# Your objective
Every record below should be written out exactly; pictures stay out.

# Exercise inputs
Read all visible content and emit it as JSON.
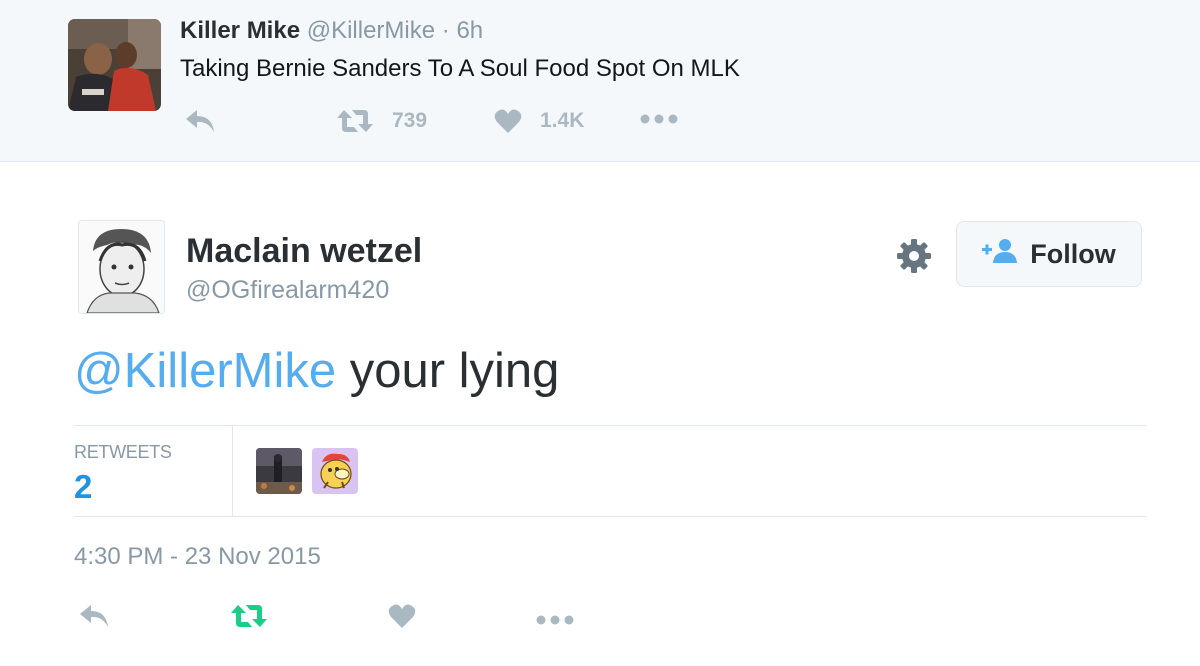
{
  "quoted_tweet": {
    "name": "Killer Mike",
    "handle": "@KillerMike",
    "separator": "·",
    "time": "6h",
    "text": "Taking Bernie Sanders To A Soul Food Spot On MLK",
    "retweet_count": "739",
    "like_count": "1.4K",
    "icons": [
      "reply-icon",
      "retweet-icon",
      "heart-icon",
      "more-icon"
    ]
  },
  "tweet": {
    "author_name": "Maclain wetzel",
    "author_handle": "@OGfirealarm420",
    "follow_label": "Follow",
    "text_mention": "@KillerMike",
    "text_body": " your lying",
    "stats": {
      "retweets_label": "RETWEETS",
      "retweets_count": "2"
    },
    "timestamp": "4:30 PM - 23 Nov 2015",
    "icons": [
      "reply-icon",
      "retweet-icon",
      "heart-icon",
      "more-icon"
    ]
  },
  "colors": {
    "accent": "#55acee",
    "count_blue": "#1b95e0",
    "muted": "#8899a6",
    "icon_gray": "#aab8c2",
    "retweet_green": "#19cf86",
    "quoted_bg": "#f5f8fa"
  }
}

# Written answer
Read all visible content and emit it as JSON.
{
  "quoted_tweet": {
    "name": "Killer Mike",
    "handle": "@KillerMike",
    "separator": "·",
    "time": "6h",
    "text": "Taking Bernie Sanders To A Soul Food Spot On MLK",
    "retweet_count": "739",
    "like_count": "1.4K",
    "icons": [
      "reply-icon",
      "retweet-icon",
      "heart-icon",
      "more-icon"
    ]
  },
  "tweet": {
    "author_name": "Maclain wetzel",
    "author_handle": "@OGfirealarm420",
    "follow_label": "Follow",
    "text_mention": "@KillerMike",
    "text_body": " your lying",
    "stats": {
      "retweets_label": "RETWEETS",
      "retweets_count": "2"
    },
    "timestamp": "4:30 PM - 23 Nov 2015",
    "icons": [
      "reply-icon",
      "retweet-icon",
      "heart-icon",
      "more-icon"
    ]
  },
  "colors": {
    "accent": "#55acee",
    "count_blue": "#1b95e0",
    "muted": "#8899a6",
    "icon_gray": "#aab8c2",
    "retweet_green": "#19cf86",
    "quoted_bg": "#f5f8fa"
  }
}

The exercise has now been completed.